Chart and figure data:
▬▬▬▬▬▬

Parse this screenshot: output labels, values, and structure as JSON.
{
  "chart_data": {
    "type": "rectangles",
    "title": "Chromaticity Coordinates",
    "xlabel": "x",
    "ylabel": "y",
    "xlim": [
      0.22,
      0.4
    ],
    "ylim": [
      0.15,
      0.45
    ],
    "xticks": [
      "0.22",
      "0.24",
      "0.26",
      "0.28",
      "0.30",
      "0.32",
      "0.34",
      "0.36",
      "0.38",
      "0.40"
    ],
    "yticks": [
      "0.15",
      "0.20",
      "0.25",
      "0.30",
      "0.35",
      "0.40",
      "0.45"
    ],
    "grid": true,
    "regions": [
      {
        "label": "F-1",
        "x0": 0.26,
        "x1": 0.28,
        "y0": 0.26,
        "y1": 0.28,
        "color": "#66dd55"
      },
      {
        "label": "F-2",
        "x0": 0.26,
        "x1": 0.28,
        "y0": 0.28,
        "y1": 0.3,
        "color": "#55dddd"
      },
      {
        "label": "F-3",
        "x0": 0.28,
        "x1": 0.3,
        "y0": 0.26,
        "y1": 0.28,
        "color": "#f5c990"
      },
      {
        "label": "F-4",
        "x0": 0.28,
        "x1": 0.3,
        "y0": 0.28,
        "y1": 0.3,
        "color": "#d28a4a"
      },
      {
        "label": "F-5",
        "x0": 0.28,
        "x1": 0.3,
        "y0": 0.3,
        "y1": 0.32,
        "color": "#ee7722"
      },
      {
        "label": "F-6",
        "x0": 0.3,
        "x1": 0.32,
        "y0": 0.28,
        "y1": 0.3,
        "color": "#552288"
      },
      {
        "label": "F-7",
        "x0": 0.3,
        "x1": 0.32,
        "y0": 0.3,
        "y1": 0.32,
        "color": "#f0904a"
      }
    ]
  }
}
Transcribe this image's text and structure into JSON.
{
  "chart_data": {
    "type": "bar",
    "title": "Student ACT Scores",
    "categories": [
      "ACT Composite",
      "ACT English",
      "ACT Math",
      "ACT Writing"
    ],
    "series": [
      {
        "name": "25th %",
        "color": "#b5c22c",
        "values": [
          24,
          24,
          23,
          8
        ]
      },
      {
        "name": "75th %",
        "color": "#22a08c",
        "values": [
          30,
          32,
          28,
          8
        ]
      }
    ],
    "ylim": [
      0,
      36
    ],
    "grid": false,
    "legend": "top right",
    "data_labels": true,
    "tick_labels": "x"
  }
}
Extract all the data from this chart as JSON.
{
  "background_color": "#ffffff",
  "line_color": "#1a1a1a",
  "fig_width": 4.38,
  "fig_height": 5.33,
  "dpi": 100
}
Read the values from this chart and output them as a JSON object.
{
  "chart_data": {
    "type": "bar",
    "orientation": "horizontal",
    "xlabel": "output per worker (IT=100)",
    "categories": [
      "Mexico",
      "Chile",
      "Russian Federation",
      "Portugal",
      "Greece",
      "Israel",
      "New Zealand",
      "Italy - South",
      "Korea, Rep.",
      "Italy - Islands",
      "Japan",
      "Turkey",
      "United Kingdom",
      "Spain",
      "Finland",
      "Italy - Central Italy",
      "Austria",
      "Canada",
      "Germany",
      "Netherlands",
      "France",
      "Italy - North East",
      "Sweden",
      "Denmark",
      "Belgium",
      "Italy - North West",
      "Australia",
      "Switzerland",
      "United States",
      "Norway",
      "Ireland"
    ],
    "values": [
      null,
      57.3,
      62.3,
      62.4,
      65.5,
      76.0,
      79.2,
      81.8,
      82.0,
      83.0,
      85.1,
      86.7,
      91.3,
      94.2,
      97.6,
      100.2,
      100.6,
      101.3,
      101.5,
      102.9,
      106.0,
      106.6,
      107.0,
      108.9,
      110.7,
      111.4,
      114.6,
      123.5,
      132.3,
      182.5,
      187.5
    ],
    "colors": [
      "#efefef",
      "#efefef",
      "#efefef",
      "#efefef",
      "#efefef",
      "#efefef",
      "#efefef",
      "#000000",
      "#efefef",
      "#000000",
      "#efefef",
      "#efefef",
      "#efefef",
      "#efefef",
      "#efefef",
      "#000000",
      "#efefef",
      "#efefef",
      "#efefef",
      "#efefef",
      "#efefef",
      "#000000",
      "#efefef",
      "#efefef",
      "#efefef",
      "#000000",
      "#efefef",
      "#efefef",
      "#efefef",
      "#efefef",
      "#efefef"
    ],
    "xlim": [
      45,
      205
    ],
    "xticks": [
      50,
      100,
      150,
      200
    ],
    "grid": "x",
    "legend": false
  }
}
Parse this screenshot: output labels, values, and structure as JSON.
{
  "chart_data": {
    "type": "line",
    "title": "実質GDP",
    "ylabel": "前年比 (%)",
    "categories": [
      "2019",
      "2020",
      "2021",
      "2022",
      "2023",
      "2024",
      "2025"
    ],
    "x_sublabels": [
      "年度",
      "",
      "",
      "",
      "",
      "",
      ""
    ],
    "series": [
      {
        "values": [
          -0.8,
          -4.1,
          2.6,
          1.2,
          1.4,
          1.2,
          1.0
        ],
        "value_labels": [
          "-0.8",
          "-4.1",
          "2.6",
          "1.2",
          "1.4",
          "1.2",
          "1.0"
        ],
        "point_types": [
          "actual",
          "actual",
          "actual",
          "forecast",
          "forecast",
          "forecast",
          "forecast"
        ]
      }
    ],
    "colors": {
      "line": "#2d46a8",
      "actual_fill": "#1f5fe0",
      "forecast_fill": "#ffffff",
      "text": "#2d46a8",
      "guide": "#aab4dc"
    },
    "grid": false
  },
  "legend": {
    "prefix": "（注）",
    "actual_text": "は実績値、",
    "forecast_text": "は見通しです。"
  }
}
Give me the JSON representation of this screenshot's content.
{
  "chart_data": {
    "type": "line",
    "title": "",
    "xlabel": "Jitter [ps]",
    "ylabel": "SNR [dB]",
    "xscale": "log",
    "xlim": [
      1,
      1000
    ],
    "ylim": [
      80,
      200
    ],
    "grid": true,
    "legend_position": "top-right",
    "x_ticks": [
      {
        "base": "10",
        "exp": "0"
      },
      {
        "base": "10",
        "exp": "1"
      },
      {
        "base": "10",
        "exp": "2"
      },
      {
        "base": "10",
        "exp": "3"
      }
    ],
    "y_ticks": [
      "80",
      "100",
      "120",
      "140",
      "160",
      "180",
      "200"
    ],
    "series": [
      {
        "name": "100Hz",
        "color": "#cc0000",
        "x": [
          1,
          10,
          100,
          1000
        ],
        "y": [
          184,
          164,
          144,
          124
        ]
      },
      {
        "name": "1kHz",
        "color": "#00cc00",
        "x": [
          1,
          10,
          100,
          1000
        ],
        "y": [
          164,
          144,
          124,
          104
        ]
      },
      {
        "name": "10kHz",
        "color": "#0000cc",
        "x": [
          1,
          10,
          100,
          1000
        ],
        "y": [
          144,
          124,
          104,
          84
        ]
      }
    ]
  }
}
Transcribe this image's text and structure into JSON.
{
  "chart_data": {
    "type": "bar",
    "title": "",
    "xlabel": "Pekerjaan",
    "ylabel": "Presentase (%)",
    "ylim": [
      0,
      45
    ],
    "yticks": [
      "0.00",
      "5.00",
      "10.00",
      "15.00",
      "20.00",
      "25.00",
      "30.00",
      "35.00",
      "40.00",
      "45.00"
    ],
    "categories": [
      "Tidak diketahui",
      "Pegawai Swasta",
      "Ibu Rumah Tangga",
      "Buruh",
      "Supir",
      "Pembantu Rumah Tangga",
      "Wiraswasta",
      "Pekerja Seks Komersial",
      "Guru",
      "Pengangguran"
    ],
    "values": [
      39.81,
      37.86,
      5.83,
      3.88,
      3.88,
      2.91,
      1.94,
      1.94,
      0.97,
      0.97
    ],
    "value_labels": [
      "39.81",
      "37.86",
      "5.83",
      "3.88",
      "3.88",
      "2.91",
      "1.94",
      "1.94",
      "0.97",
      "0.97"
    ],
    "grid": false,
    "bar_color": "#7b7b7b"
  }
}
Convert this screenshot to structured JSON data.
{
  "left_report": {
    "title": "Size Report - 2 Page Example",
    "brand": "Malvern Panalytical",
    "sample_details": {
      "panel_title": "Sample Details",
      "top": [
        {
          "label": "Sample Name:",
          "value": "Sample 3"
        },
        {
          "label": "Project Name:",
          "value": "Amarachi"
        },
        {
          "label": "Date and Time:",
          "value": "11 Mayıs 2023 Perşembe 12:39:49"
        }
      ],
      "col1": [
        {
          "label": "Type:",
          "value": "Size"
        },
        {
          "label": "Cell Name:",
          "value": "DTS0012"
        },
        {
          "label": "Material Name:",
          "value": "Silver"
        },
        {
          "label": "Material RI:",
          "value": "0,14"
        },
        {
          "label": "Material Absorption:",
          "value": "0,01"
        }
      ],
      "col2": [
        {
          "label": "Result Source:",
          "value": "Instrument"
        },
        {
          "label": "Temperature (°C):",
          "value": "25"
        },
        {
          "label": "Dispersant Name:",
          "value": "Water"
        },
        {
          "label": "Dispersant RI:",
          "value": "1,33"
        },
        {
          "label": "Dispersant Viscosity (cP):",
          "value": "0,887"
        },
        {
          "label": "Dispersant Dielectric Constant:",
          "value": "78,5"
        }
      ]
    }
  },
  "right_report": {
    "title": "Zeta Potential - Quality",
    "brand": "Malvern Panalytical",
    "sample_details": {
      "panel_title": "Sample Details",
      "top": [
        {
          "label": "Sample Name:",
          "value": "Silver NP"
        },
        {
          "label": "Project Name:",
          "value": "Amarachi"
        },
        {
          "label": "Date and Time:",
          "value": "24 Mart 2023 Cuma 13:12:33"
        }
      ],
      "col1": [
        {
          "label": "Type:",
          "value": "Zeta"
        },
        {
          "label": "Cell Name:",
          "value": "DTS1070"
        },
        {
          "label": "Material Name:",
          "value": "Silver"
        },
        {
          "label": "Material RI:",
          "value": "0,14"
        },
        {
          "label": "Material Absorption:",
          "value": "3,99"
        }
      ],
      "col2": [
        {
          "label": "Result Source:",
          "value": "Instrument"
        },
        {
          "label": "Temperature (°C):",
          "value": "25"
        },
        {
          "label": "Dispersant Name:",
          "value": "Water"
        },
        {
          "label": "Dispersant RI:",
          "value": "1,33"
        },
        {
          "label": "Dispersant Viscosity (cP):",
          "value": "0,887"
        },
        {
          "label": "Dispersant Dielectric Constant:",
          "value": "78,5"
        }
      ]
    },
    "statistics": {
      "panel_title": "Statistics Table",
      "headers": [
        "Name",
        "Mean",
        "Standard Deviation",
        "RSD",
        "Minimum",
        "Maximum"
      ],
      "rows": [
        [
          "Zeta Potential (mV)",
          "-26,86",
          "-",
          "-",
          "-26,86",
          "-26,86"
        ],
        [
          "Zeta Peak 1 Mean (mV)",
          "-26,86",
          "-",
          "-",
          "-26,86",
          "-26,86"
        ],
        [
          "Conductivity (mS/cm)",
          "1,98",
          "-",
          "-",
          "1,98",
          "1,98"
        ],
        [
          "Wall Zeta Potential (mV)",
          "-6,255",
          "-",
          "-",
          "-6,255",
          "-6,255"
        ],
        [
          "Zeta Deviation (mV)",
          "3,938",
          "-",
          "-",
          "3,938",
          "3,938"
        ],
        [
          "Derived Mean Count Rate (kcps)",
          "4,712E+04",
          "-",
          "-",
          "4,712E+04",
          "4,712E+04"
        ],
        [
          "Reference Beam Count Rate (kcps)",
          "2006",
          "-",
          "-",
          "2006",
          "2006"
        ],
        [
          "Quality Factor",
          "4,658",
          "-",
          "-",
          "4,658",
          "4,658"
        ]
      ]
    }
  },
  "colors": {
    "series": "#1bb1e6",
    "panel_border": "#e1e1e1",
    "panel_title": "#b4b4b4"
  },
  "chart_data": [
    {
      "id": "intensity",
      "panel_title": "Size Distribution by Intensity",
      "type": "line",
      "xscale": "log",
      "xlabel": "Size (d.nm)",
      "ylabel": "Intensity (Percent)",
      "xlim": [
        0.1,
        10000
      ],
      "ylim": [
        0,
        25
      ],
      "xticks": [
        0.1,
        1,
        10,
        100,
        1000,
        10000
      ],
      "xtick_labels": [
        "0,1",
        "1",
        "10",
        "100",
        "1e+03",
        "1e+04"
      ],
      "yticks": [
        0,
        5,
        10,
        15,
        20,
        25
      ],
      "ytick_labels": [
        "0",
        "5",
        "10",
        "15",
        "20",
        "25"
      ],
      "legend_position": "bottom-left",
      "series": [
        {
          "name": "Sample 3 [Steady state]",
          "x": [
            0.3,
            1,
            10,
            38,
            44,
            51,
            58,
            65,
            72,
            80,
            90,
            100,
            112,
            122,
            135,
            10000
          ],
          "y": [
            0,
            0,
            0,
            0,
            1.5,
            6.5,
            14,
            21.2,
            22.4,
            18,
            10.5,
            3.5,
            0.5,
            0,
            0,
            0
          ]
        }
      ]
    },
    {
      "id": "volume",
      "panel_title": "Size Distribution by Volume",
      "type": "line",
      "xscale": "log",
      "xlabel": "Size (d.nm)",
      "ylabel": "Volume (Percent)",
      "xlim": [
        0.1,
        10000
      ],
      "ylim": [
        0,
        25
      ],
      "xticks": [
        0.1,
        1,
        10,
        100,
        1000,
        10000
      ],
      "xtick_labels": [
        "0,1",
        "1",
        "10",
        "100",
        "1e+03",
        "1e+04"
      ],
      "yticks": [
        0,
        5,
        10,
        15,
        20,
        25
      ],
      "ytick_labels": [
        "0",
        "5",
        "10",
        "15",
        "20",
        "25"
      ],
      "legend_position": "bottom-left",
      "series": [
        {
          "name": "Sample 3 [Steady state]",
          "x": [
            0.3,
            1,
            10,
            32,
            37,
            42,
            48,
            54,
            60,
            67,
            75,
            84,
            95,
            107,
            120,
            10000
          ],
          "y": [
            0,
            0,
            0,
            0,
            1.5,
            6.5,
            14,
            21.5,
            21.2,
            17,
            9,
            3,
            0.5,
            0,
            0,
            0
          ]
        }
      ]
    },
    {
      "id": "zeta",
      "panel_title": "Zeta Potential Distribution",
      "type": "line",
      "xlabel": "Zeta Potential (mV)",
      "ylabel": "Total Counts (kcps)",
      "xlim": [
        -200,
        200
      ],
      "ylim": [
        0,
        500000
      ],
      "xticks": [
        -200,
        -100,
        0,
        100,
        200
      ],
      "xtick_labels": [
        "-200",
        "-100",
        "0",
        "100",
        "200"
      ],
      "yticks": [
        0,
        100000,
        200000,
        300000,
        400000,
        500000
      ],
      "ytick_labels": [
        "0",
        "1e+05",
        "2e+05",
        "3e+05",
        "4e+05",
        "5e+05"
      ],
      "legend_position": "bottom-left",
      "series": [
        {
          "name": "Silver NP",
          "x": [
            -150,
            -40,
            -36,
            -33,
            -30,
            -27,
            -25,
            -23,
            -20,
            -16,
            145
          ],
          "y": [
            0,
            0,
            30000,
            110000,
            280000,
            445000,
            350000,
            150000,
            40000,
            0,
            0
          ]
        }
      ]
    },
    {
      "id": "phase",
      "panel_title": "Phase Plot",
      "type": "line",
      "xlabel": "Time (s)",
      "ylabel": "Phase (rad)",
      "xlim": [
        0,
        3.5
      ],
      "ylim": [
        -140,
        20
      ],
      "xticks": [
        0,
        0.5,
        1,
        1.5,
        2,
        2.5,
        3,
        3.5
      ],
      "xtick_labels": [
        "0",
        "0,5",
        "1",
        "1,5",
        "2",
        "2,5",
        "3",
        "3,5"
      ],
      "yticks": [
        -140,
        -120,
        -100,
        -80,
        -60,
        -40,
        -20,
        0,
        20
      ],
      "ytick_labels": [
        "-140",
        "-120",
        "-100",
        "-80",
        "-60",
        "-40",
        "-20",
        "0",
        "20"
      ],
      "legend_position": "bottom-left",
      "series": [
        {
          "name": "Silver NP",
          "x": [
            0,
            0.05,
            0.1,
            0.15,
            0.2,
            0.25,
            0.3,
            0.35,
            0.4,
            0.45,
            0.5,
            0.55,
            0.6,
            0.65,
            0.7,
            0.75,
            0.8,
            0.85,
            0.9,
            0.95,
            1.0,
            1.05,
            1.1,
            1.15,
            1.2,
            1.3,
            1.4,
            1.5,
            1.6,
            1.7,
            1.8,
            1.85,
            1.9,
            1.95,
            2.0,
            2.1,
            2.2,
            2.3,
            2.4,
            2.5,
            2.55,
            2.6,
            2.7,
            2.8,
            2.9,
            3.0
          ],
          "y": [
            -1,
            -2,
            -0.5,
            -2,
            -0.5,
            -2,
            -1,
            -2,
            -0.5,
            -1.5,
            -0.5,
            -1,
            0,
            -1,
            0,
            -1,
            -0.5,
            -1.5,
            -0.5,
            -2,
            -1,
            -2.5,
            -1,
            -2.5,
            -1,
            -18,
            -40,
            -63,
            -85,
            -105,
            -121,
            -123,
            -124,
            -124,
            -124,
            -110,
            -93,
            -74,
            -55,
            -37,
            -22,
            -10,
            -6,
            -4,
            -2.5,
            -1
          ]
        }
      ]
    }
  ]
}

▬▬▬▬▬▬

• [Exercise directions] Report the number of lines above that contain the word "Mean", and only that number.

• [Expected output] 3